Exercise prompt:
Convert the rows from the line containing "x-tick-label-box: Lack of humanitarian" through the line containing "x-tick-label: Lack of CP", both included, into a JSON list of strings with one string per line. Omit blank lines.

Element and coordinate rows
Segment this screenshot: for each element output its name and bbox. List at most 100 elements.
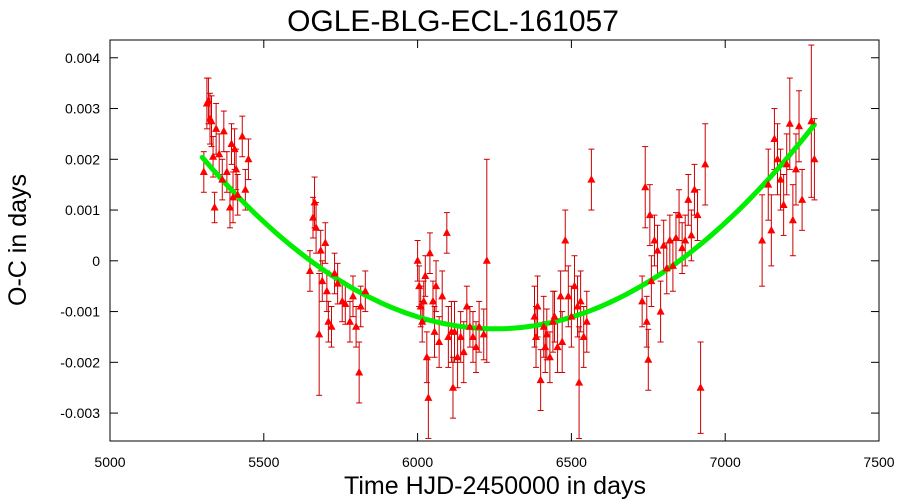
x-tick-label: 6500 [556,454,587,470]
data-point [244,154,253,163]
y-tick-label: -0.003 [60,405,100,421]
data-point [561,236,570,244]
data-point [687,230,696,239]
data-point [668,261,677,269]
data-point [444,332,453,340]
data-point [548,317,557,325]
data-point [693,210,702,219]
y-tick-label: 0.004 [65,50,100,66]
data-point [422,352,431,361]
data-point [550,312,559,320]
data-point [309,213,318,221]
data-point [333,279,342,287]
data-point [316,246,325,254]
data-point [638,296,647,305]
data-point [222,167,231,175]
data-point [545,352,554,361]
y-tick-label: 0.001 [65,202,100,218]
data-point [556,291,565,300]
data-point [418,317,427,325]
data-point [553,342,562,351]
data-point [475,322,484,330]
data-point [675,210,684,219]
data-point [459,347,468,356]
data-point [782,159,791,168]
data-point [764,180,773,188]
data-point [644,355,653,363]
data-point [472,342,481,351]
data-point [767,225,776,234]
data-point [419,296,428,305]
data-point [785,119,794,127]
data-point [310,197,319,206]
data-point [807,116,816,125]
data-point [582,317,591,325]
data-point [575,378,584,386]
data-point [435,337,444,346]
data-point [438,291,447,300]
data-point [650,236,659,244]
data-point [788,215,797,224]
data-point [690,185,699,193]
data-point [567,312,576,320]
data-point [539,322,548,330]
plot-frame [109,39,880,442]
data-point [322,286,331,295]
data-point [798,195,807,203]
data-point [210,203,219,211]
data-point [681,236,690,244]
data-point [324,317,333,325]
data-point [579,332,588,340]
data-point [701,159,710,168]
data-point [225,203,234,211]
data-point [345,317,354,325]
data-point [645,210,654,219]
y-axis-label: O-C in days [4,174,32,306]
data-point [232,164,241,173]
data-point [207,116,216,125]
data-point [312,223,321,231]
data-point [428,296,437,305]
data-point [530,312,539,320]
x-tick-label: 7000 [710,454,741,470]
data-point [448,383,457,391]
data-point [564,291,573,300]
data-point [570,281,579,290]
data-point [227,139,236,148]
data-point [541,342,550,351]
fit-curve [199,122,817,332]
data-point [341,299,350,307]
data-point [453,352,462,361]
y-tick-label: -0.001 [60,304,100,320]
data-point [425,248,434,257]
data-point [352,322,361,330]
x-axis-label: Time HJD-2450000 in days [344,472,646,500]
data-point [219,126,228,135]
data-point [533,301,542,310]
data-point [665,236,674,244]
data-point [770,134,779,142]
data-point [413,256,422,264]
x-tick-label: 6000 [402,454,433,470]
data-point [795,121,804,130]
y-tick-label: -0.002 [60,354,100,370]
data-point [653,246,662,254]
plot-area [199,44,819,439]
data-point [810,154,819,163]
data-point [758,236,767,244]
data-point [479,329,488,338]
y-tick-label: 0.003 [65,101,100,117]
data-point [432,281,441,290]
data-point [315,329,324,338]
data-point [356,301,365,310]
data-point [215,149,224,158]
data-point [642,317,651,325]
data-point [773,154,782,163]
data-point [199,167,208,175]
data-point [779,200,788,208]
data-point [573,301,582,310]
data-point [671,233,680,241]
data-point [450,327,459,335]
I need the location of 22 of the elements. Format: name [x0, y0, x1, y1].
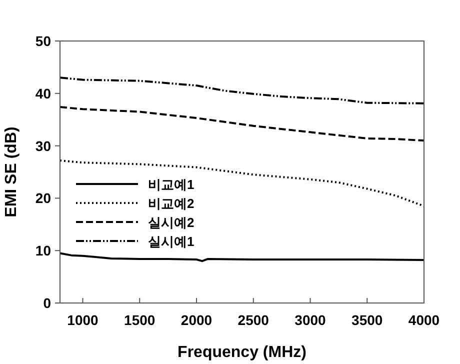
legend-label: 비교예1	[148, 177, 194, 192]
line-series	[59, 252, 425, 262]
line-series	[59, 76, 425, 104]
y-tick-label: 40	[35, 85, 52, 102]
y-axis-title: EMI SE (dB)	[3, 126, 20, 218]
legend-label: 비교예2	[148, 196, 194, 211]
y-tick-label: 20	[35, 190, 52, 206]
x-tick-label: 2000	[180, 312, 212, 328]
x-tick-label: 4000	[408, 312, 440, 328]
x-axis-title: Frequency (MHz)	[178, 344, 306, 361]
x-tick-label: 1000	[67, 312, 99, 328]
line-series	[59, 106, 425, 142]
y-tick-label: 10	[35, 242, 52, 259]
legend-label: 실시예2	[148, 215, 194, 230]
x-tick-label: 2500	[238, 312, 270, 328]
y-tick-label: 30	[35, 138, 52, 154]
x-tick-label: 1500	[124, 312, 156, 328]
legend-label: 실시예1	[148, 234, 194, 249]
x-tick-label: 3500	[352, 312, 383, 328]
y-tick-label: 0	[43, 295, 52, 311]
x-tick-label: 3000	[294, 312, 326, 328]
y-tick-label: 50	[35, 33, 52, 49]
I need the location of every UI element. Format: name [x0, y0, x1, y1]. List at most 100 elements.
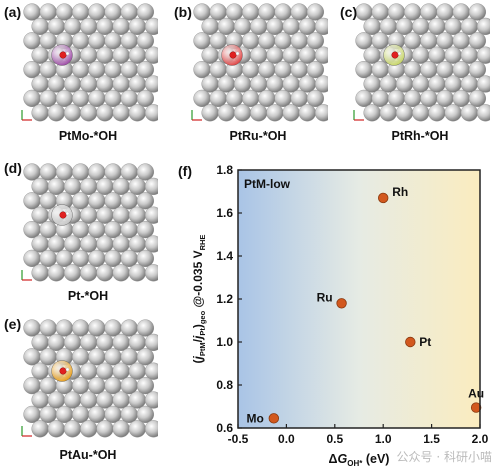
slab-atom — [88, 60, 106, 79]
slab-atom — [104, 192, 122, 210]
slab-atom — [452, 3, 470, 21]
slab-atom — [88, 89, 106, 107]
slab-atom — [298, 75, 316, 93]
slab-atom — [128, 75, 146, 93]
slab-atom — [306, 89, 324, 107]
slab-atom — [120, 192, 138, 210]
slab-atom — [96, 177, 114, 195]
slab-atom — [80, 362, 98, 380]
slab-atom — [274, 89, 292, 107]
slab-atom — [112, 206, 130, 224]
slab-atom — [63, 420, 82, 438]
slab-atom — [55, 405, 73, 423]
slab-atom — [80, 46, 98, 64]
slab-atom — [193, 3, 211, 21]
slab-atom — [306, 3, 324, 21]
chart-annotation: PtM-low — [244, 177, 291, 191]
slab-atom — [290, 60, 308, 79]
slab-atom — [47, 391, 65, 409]
slab-atom — [31, 17, 49, 35]
slab-atom — [39, 192, 57, 210]
slab-atom — [39, 249, 57, 267]
slab-atom — [88, 192, 106, 210]
slab-atom — [436, 3, 454, 21]
slab-atom — [31, 46, 49, 64]
slab-atom — [428, 104, 446, 122]
slab-atom — [23, 163, 41, 181]
slab-atom — [80, 177, 98, 195]
slab-atom — [120, 405, 138, 423]
slab-atom — [395, 75, 414, 93]
slab-atom — [55, 163, 73, 181]
slab-atom — [31, 264, 49, 282]
slab-model — [21, 3, 158, 122]
panel-caption: PtAu-*OH — [59, 448, 117, 462]
slab-atom — [104, 220, 122, 239]
slab-atom — [444, 17, 462, 35]
panel-label: (e) — [4, 316, 22, 332]
slab-atom — [96, 17, 114, 35]
slab-atom — [136, 32, 154, 50]
slab-atom — [444, 75, 462, 93]
slab-atom — [23, 32, 41, 50]
oxygen-atom — [59, 211, 67, 219]
slab-atom — [23, 192, 41, 210]
y-tick-label: 1.6 — [216, 206, 233, 220]
slab-atom — [298, 104, 316, 122]
slab-atom — [201, 46, 219, 64]
panel-e — [18, 316, 158, 466]
slab-atom — [71, 89, 90, 107]
panel-caption: PtRh-*OH — [391, 129, 449, 143]
slab-atom — [136, 3, 154, 21]
y-tick-label: 1.8 — [216, 163, 233, 177]
slab-atom — [403, 89, 422, 107]
slab-atom — [55, 249, 73, 267]
slab-atom — [403, 60, 422, 79]
slab-atom — [436, 89, 454, 107]
slab-atom — [47, 104, 65, 122]
slab-atom — [71, 60, 90, 79]
slab-atom — [39, 348, 57, 366]
slab-atom — [23, 220, 41, 239]
slab-atom — [71, 220, 90, 239]
slab-atom — [39, 3, 57, 21]
slab-atom — [136, 60, 154, 79]
slab-atom — [403, 32, 422, 50]
slab-atom — [47, 264, 65, 282]
x-tick-label: 2.0 — [472, 432, 489, 446]
point-label-rh: Rh — [392, 185, 408, 199]
data-point-rh — [377, 192, 389, 204]
slab-atom — [225, 89, 243, 107]
slab-atom — [80, 235, 98, 253]
y-tick-label: 0.6 — [216, 421, 233, 435]
slab-atom — [80, 206, 98, 224]
slab-atom — [217, 104, 235, 122]
slab-atom — [460, 17, 478, 35]
slab-atom — [63, 264, 82, 282]
slab-atom — [23, 249, 41, 267]
slab-atom — [144, 206, 158, 224]
panel-label: (b) — [174, 4, 192, 20]
slab-atom — [63, 391, 82, 409]
slab-atom — [266, 17, 284, 35]
slab-atom — [104, 348, 122, 366]
slab-atom — [47, 75, 65, 93]
slab-atom — [282, 75, 300, 93]
slab-atom — [63, 235, 82, 253]
slab-atom — [217, 75, 235, 93]
slab-atom — [71, 32, 90, 50]
slab-atom — [63, 17, 82, 35]
chart-label: (f) — [178, 163, 192, 179]
slab-atom — [225, 3, 243, 21]
slab-atom — [436, 32, 454, 50]
slab-atom — [274, 60, 292, 79]
slab-atom — [193, 32, 211, 50]
slab-atom — [412, 75, 430, 93]
panel-caption: PtRu-*OH — [229, 129, 287, 143]
slab-atom — [120, 32, 138, 50]
slab-atom — [266, 104, 284, 122]
slab-atom — [363, 46, 381, 64]
slab-atom — [428, 46, 446, 64]
oxygen-atom — [229, 51, 237, 59]
slab-atom — [128, 420, 146, 438]
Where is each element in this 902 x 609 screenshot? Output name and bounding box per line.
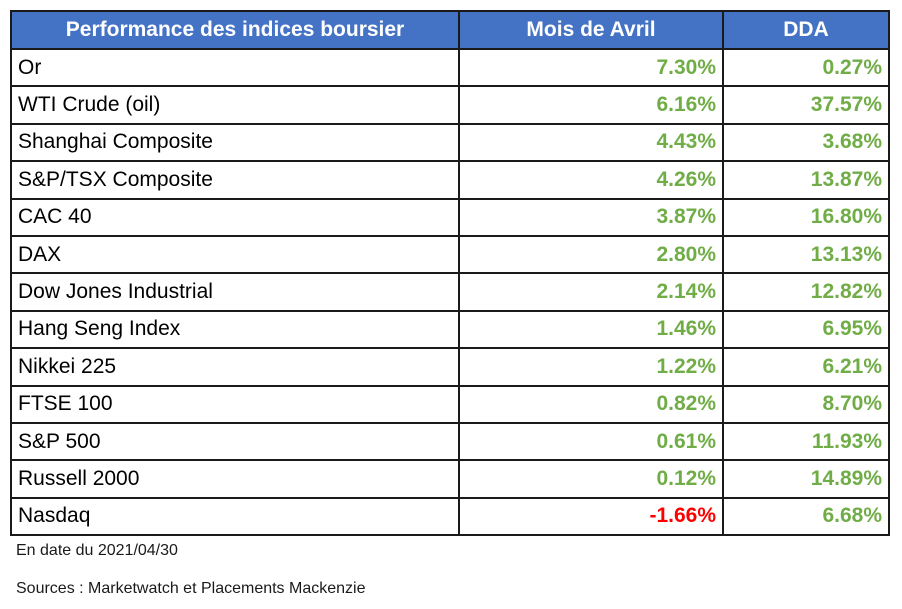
index-name-cell: Shanghai Composite [10, 122, 460, 163]
month-value-cell: 1.46% [458, 309, 724, 350]
month-value-cell: 4.43% [458, 122, 724, 163]
table-row: CAC 40 3.87% 16.80% [10, 197, 890, 237]
ytd-value-cell: 6.21% [722, 347, 890, 387]
month-value-cell: 2.80% [458, 234, 724, 275]
ytd-value-cell: 11.93% [722, 421, 890, 462]
performance-table: Performance des indices boursier Mois de… [10, 10, 890, 537]
month-value-cell: 1.22% [458, 347, 724, 387]
table-row: Russell 2000 0.12% 14.89% [10, 459, 890, 499]
index-name-cell: DAX [10, 234, 460, 275]
index-name-cell: S&P/TSX Composite [10, 160, 460, 200]
performance-table-container: Performance des indices boursier Mois de… [10, 10, 890, 537]
table-row: Shanghai Composite 4.43% 3.68% [10, 122, 890, 163]
month-value-cell: 4.26% [458, 160, 724, 200]
month-value-cell: 0.82% [458, 384, 724, 424]
month-value-cell: 2.14% [458, 272, 724, 312]
table-row: Nasdaq -1.66% 6.68% [10, 496, 890, 537]
ytd-value-cell: 0.27% [722, 47, 890, 88]
table-header-row: Performance des indices boursier Mois de… [10, 10, 890, 50]
index-name-cell: Or [10, 47, 460, 88]
index-name-cell: S&P 500 [10, 421, 460, 462]
table-row: FTSE 100 0.82% 8.70% [10, 384, 890, 424]
table-row: Hang Seng Index 1.46% 6.95% [10, 309, 890, 350]
month-value-cell: 0.61% [458, 421, 724, 462]
table-row: WTI Crude (oil) 6.16% 37.57% [10, 85, 890, 125]
ytd-value-cell: 8.70% [722, 384, 890, 424]
month-value-cell: 3.87% [458, 197, 724, 237]
index-name-cell: Nikkei 225 [10, 347, 460, 387]
index-name-cell: Russell 2000 [10, 459, 460, 499]
ytd-value-cell: 3.68% [722, 122, 890, 163]
header-ytd: DDA [722, 10, 890, 50]
table-row: Or 7.30% 0.27% [10, 47, 890, 88]
table-row: Dow Jones Industrial 2.14% 12.82% [10, 272, 890, 312]
index-name-cell: CAC 40 [10, 197, 460, 237]
month-value-cell: 7.30% [458, 47, 724, 88]
table-row: Nikkei 225 1.22% 6.21% [10, 347, 890, 387]
month-value-cell: 0.12% [458, 459, 724, 499]
table-row: S&P 500 0.61% 11.93% [10, 421, 890, 462]
ytd-value-cell: 16.80% [722, 197, 890, 237]
ytd-value-cell: 13.13% [722, 234, 890, 275]
index-name-cell: Hang Seng Index [10, 309, 460, 350]
header-month: Mois de Avril [458, 10, 724, 50]
index-name-cell: WTI Crude (oil) [10, 85, 460, 125]
index-name-cell: FTSE 100 [10, 384, 460, 424]
sources-note: Sources : Marketwatch et Placements Mack… [16, 580, 366, 597]
index-name-cell: Nasdaq [10, 496, 460, 537]
table-body: Or 7.30% 0.27% WTI Crude (oil) 6.16% 37.… [10, 47, 890, 537]
as-of-date: En date du 2021/04/30 [16, 542, 178, 559]
table-row: DAX 2.80% 13.13% [10, 234, 890, 275]
index-name-cell: Dow Jones Industrial [10, 272, 460, 312]
month-value-cell: 6.16% [458, 85, 724, 125]
ytd-value-cell: 14.89% [722, 459, 890, 499]
month-value-cell: -1.66% [458, 496, 724, 537]
ytd-value-cell: 6.95% [722, 309, 890, 350]
ytd-value-cell: 13.87% [722, 160, 890, 200]
ytd-value-cell: 37.57% [722, 85, 890, 125]
ytd-value-cell: 6.68% [722, 496, 890, 537]
header-index-name: Performance des indices boursier [10, 10, 460, 50]
ytd-value-cell: 12.82% [722, 272, 890, 312]
table-row: S&P/TSX Composite 4.26% 13.87% [10, 160, 890, 200]
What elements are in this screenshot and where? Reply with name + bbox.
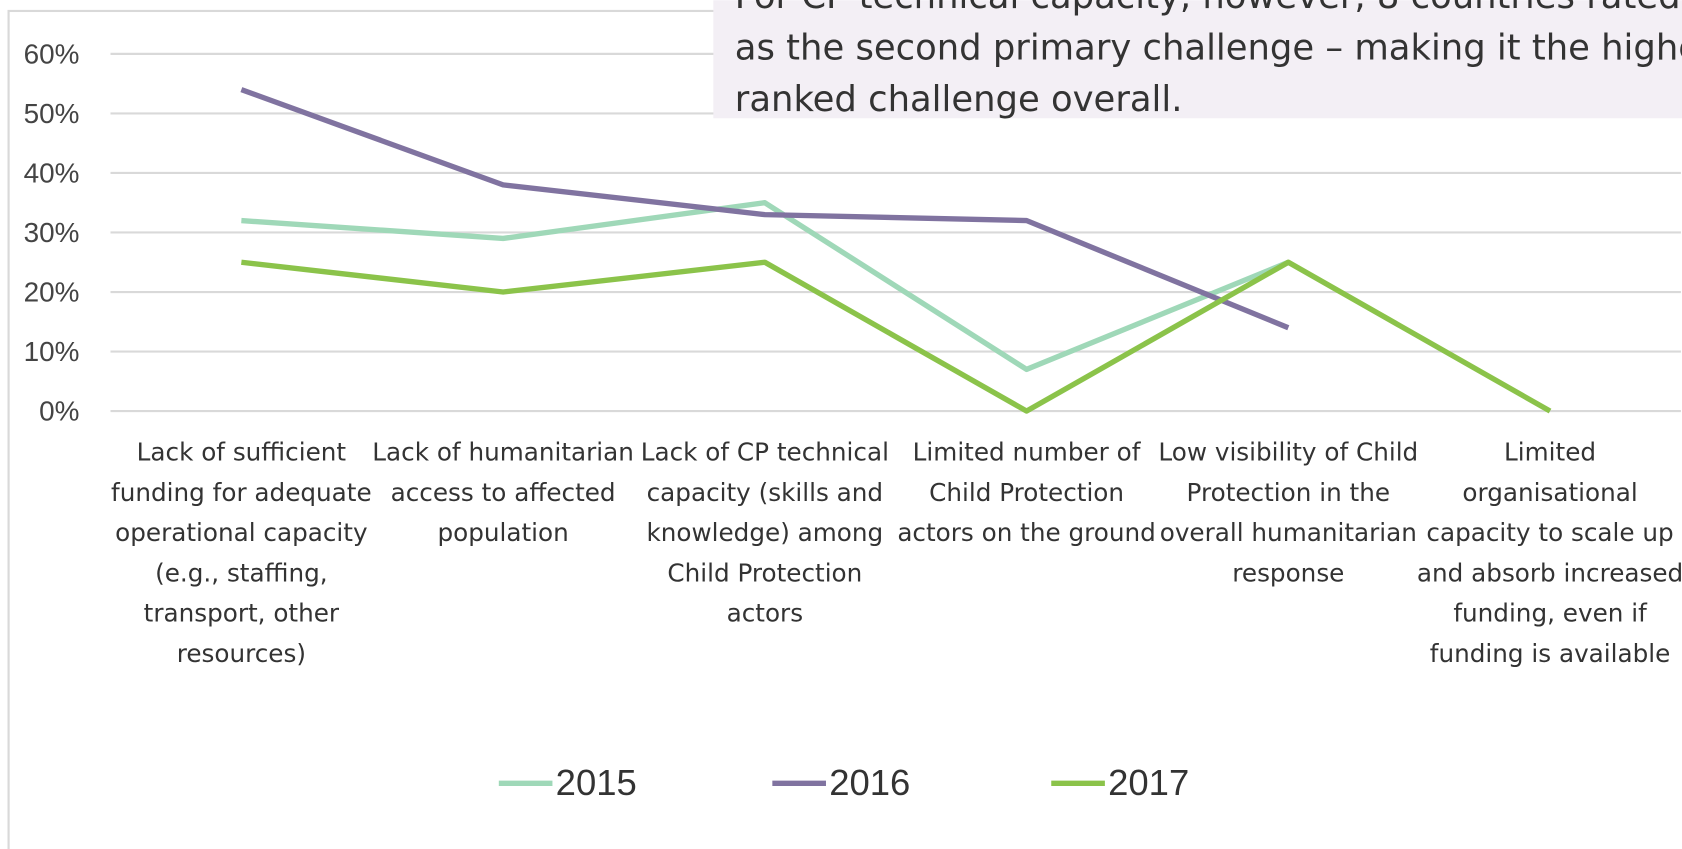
x-tick-label-box: Lack of humanitarian access to affected … <box>372 438 634 548</box>
y-tick-label: 40% <box>24 157 80 188</box>
x-tick-label-box: Low visibility of Child Protection in th… <box>1158 438 1419 588</box>
annotation-box <box>713 0 1682 119</box>
series-line <box>241 200 1290 373</box>
y-tick-label: 0% <box>39 396 79 427</box>
x-tick-label: Low visibility of Child Protection in th… <box>1158 438 1419 588</box>
x-tick-label: Lack of humanitarian access to affected … <box>372 438 634 548</box>
annotation-text: ranked challenge overall. <box>735 79 1183 120</box>
y-tick-label: 60% <box>24 38 80 69</box>
y-tick-label: 50% <box>24 98 80 129</box>
legend-label: 2015 <box>556 762 637 803</box>
x-tick-label: Lack of sufficient funding for adequate … <box>111 438 372 669</box>
x-tick-label-box: Limited number of Child Protection actor… <box>897 438 1156 548</box>
x-tick-label-box: Lack of sufficient funding for adequate … <box>111 438 372 669</box>
chart-frame <box>7 9 1682 849</box>
annotation-text: as the second primary challenge – making… <box>735 28 1682 69</box>
legend-label: 2017 <box>1108 762 1189 803</box>
y-tick-label: 30% <box>24 217 80 248</box>
series-line <box>241 259 1552 414</box>
y-tick-label: 10% <box>24 336 80 367</box>
x-tick-label-box: Lack of CP technical capacity (skills an… <box>640 438 889 628</box>
annotation-text: For CP technical capacity, however, 8 co… <box>735 0 1682 17</box>
x-tick-label: Limited organisational capacity to scale… <box>1416 438 1682 669</box>
y-tick-label: 20% <box>24 277 80 308</box>
legend-label: 2016 <box>829 762 910 803</box>
x-tick-label: Lack of CP technical capacity (skills an… <box>640 438 889 628</box>
x-tick-label-box: Limited organisational capacity to scale… <box>1416 438 1682 669</box>
x-tick-label: Limited number of Child Protection actor… <box>897 438 1156 548</box>
series-line <box>240 87 1290 331</box>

Result below:
[
  "x-tick-label-box: Lack of humanitarian access to affected … <box>372 438 634 548</box>",
  "y-tick-label: 40% <box>24 157 80 188</box>",
  "x-tick-label-box: Low visibility of Child Protection in th… <box>1158 438 1419 588</box>",
  "annotation-box <box>713 0 1682 119</box>",
  "series-line <box>241 200 1290 373</box>",
  "y-tick-label: 0% <box>39 396 79 427</box>",
  "x-tick-label: Low visibility of Child Protection in th… <box>1158 438 1419 588</box>",
  "x-tick-label: Lack of humanitarian access to affected … <box>372 438 634 548</box>",
  "annotation-text: ranked challenge overall. <box>735 79 1183 120</box>",
  "y-tick-label: 60% <box>24 38 80 69</box>",
  "y-tick-label: 50% <box>24 98 80 129</box>",
  "legend-label: 2015 <box>556 762 637 803</box>",
  "x-tick-label: Lack of sufficient funding for adequate … <box>111 438 372 669</box>",
  "x-tick-label-box: Limited number of Child Protection actor… <box>897 438 1156 548</box>",
  "x-tick-label-box: Lack of sufficient funding for adequate … <box>111 438 372 669</box>",
  "chart-frame <box>7 9 1682 849</box>",
  "annotation-text: as the second primary challenge – making… <box>735 28 1682 69</box>",
  "legend-label: 2017 <box>1108 762 1189 803</box>",
  "y-tick-label: 30% <box>24 217 80 248</box>",
  "series-line <box>241 259 1552 414</box>",
  "y-tick-label: 10% <box>24 336 80 367</box>",
  "x-tick-label-box: Lack of CP technical capacity (skills an… <box>640 438 889 628</box>",
  "annotation-text: For CP technical capacity, however, 8 co… <box>735 0 1682 17</box>",
  "x-tick-label: Limited organisational capacity to scale… <box>1416 438 1682 669</box>",
  "y-tick-label: 20% <box>24 277 80 308</box>",
  "legend-label: 2016 <box>829 762 910 803</box>",
  "x-tick-label: Lack of CP technical capacity (skills an… <box>640 438 889 628</box>"
]